# [EXERCISE REQUIREMENTS]
A word-for-word reproduction of the data below is needed, with no pictures in it.

# [EXERCISE DATA]

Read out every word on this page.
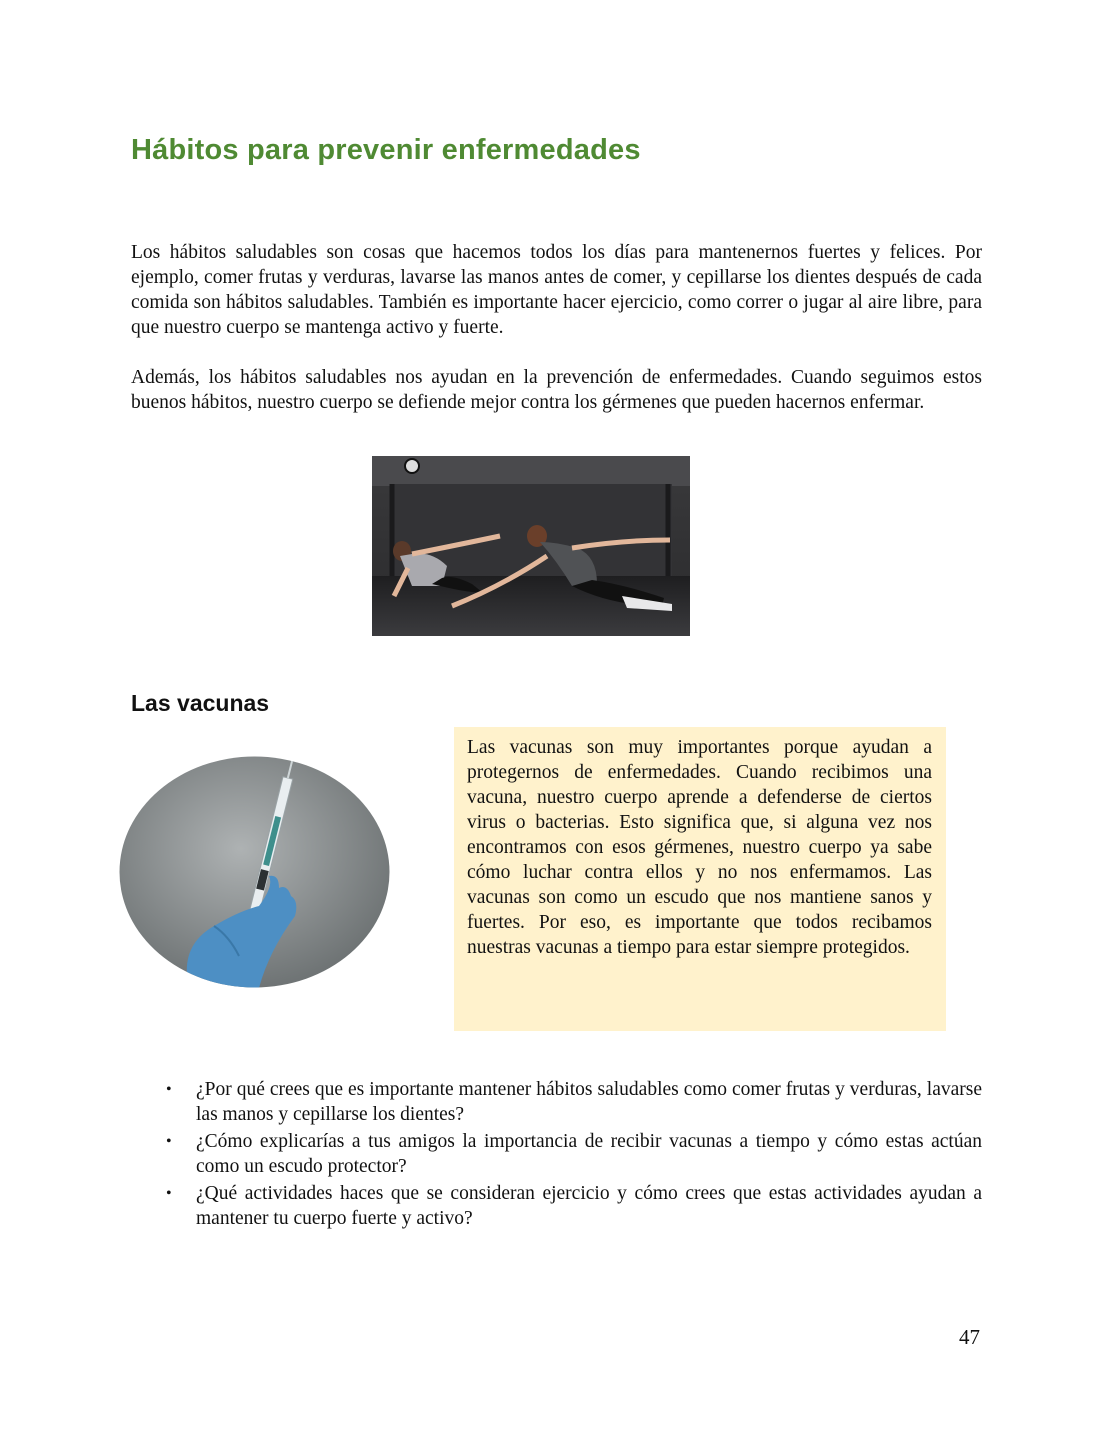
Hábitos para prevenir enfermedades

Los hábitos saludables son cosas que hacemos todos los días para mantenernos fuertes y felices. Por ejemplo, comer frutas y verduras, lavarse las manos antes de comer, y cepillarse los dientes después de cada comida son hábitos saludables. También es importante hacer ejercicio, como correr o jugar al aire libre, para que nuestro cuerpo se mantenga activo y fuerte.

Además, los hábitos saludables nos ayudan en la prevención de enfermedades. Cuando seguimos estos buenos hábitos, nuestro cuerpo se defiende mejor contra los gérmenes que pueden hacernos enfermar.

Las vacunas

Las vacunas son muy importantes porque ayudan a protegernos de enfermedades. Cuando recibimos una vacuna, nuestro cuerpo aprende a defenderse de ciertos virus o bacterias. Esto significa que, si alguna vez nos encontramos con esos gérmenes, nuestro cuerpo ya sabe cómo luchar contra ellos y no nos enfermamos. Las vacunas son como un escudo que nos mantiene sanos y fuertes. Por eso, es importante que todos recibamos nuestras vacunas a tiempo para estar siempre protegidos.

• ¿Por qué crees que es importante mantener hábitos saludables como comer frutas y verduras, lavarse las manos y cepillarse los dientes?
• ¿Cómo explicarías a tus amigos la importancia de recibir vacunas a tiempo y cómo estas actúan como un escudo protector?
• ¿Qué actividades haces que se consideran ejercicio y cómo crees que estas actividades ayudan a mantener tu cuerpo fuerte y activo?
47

# [TASK ANSWER]
Read out every word on this page.
Hábitos para prevenir enfermedades

Los hábitos saludables son cosas que hacemos todos los días para mantenernos fuertes y felices. Por ejemplo, comer frutas y verduras, lavarse las manos antes de comer, y cepillarse los dientes después de cada comida son hábitos saludables. También es importante hacer ejercicio, como correr o jugar al aire libre, para que nuestro cuerpo se mantenga activo y fuerte.

Además, los hábitos saludables nos ayudan en la prevención de enfermedades. Cuando seguimos estos buenos hábitos, nuestro cuerpo se defiende mejor contra los gérmenes que pueden hacernos enfermar.

Las vacunas

Las vacunas son muy importantes porque ayudan a protegernos de enfermedades. Cuando recibimos una vacuna, nuestro cuerpo aprende a defenderse de ciertos virus o bacterias. Esto significa que, si alguna vez nos encontramos con esos gérmenes, nuestro cuerpo ya sabe cómo luchar contra ellos y no nos enfermamos. Las vacunas son como un escudo que nos mantiene sanos y fuertes. Por eso, es importante que todos recibamos nuestras vacunas a tiempo para estar siempre protegidos.

• ¿Por qué crees que es importante mantener hábitos saludables como comer frutas y verduras, lavarse las manos y cepillarse los dientes?
• ¿Cómo explicarías a tus amigos la importancia de recibir vacunas a tiempo y cómo estas actúan como un escudo protector?
• ¿Qué actividades haces que se consideran ejercicio y cómo crees que estas actividades ayudan a mantener tu cuerpo fuerte y activo?
47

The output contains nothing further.